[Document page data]
━━━━━━━━━━━━━━━━
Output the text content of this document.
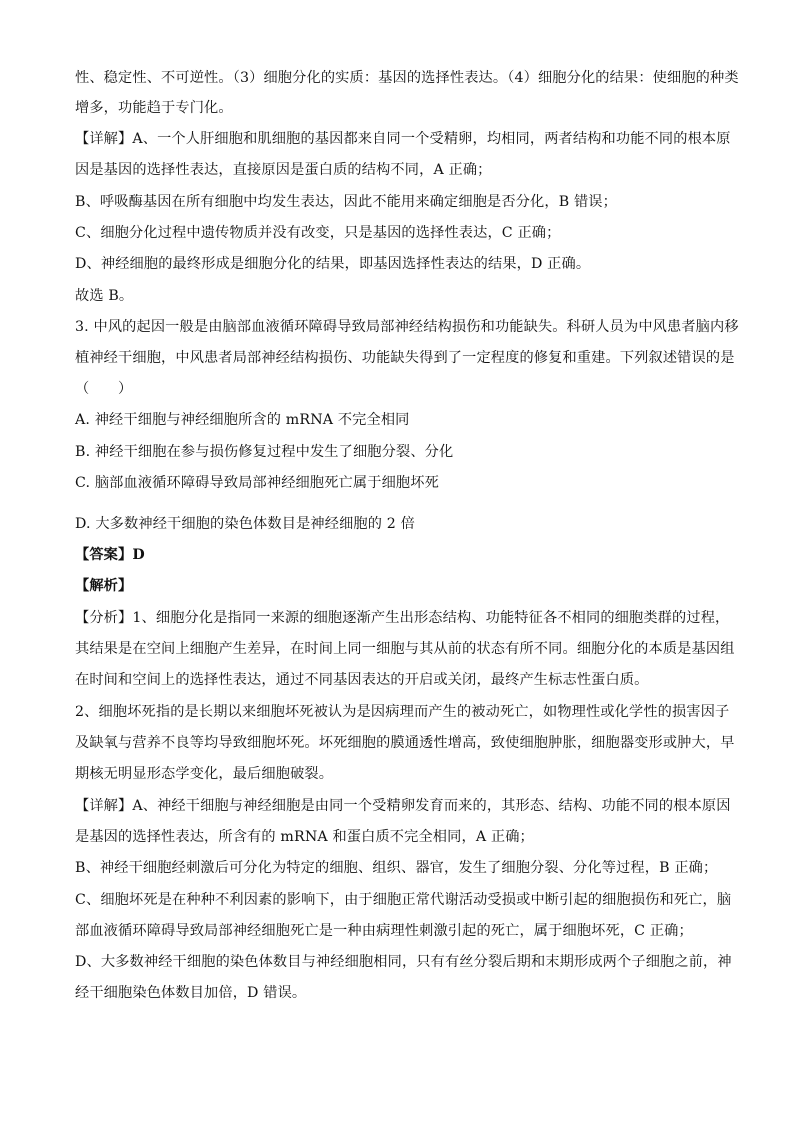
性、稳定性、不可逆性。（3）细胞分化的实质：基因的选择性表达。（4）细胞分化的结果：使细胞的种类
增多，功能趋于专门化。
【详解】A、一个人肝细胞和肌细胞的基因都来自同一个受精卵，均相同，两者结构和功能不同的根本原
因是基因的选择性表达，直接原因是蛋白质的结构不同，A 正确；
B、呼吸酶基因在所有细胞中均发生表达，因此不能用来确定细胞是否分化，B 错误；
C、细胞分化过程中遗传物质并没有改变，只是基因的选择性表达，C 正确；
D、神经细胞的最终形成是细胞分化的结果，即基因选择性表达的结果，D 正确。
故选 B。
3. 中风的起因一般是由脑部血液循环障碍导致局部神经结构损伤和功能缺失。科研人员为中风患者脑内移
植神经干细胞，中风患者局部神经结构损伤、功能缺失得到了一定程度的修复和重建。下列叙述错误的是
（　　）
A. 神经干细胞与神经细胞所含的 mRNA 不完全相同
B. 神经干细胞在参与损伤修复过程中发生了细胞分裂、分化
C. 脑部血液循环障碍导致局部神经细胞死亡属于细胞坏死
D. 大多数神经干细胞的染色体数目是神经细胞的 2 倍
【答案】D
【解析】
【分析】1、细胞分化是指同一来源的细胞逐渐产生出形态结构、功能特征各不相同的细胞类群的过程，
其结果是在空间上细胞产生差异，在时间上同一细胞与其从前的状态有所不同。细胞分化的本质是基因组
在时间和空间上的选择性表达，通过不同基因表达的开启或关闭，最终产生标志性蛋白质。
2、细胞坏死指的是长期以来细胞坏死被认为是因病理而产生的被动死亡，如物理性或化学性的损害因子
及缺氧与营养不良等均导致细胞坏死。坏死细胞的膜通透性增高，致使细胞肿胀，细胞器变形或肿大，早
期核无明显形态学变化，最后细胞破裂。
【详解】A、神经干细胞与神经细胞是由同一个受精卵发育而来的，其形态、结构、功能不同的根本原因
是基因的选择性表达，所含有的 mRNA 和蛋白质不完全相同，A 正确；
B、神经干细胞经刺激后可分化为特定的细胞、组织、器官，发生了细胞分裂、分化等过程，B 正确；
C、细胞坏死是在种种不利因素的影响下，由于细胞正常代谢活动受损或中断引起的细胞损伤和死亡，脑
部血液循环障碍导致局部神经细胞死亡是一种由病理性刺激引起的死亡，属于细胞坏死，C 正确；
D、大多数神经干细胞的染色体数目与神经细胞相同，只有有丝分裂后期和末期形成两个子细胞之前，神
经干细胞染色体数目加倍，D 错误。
━━━━━━━━━━━━━━━━
Exercise brief: Pictures aside, every entry above must be repeated exactly.

Your response:
Output the text content of this document.
性、稳定性、不可逆性。（3）细胞分化的实质：基因的选择性表达。（4）细胞分化的结果：使细胞的种类
增多，功能趋于专门化。
【详解】A、一个人肝细胞和肌细胞的基因都来自同一个受精卵，均相同，两者结构和功能不同的根本原
因是基因的选择性表达，直接原因是蛋白质的结构不同，A 正确；
B、呼吸酶基因在所有细胞中均发生表达，因此不能用来确定细胞是否分化，B 错误；
C、细胞分化过程中遗传物质并没有改变，只是基因的选择性表达，C 正确；
D、神经细胞的最终形成是细胞分化的结果，即基因选择性表达的结果，D 正确。
故选 B。
3. 中风的起因一般是由脑部血液循环障碍导致局部神经结构损伤和功能缺失。科研人员为中风患者脑内移
植神经干细胞，中风患者局部神经结构损伤、功能缺失得到了一定程度的修复和重建。下列叙述错误的是
（　　）
A. 神经干细胞与神经细胞所含的 mRNA 不完全相同
B. 神经干细胞在参与损伤修复过程中发生了细胞分裂、分化
C. 脑部血液循环障碍导致局部神经细胞死亡属于细胞坏死
D. 大多数神经干细胞的染色体数目是神经细胞的 2 倍
【答案】D
【解析】
【分析】1、细胞分化是指同一来源的细胞逐渐产生出形态结构、功能特征各不相同的细胞类群的过程，
其结果是在空间上细胞产生差异，在时间上同一细胞与其从前的状态有所不同。细胞分化的本质是基因组
在时间和空间上的选择性表达，通过不同基因表达的开启或关闭，最终产生标志性蛋白质。
2、细胞坏死指的是长期以来细胞坏死被认为是因病理而产生的被动死亡，如物理性或化学性的损害因子
及缺氧与营养不良等均导致细胞坏死。坏死细胞的膜通透性增高，致使细胞肿胀，细胞器变形或肿大，早
期核无明显形态学变化，最后细胞破裂。
【详解】A、神经干细胞与神经细胞是由同一个受精卵发育而来的，其形态、结构、功能不同的根本原因
是基因的选择性表达，所含有的 mRNA 和蛋白质不完全相同，A 正确；
B、神经干细胞经刺激后可分化为特定的细胞、组织、器官，发生了细胞分裂、分化等过程，B 正确；
C、细胞坏死是在种种不利因素的影响下，由于细胞正常代谢活动受损或中断引起的细胞损伤和死亡，脑
部血液循环障碍导致局部神经细胞死亡是一种由病理性刺激引起的死亡，属于细胞坏死，C 正确；
D、大多数神经干细胞的染色体数目与神经细胞相同，只有有丝分裂后期和末期形成两个子细胞之前，神
经干细胞染色体数目加倍，D 错误。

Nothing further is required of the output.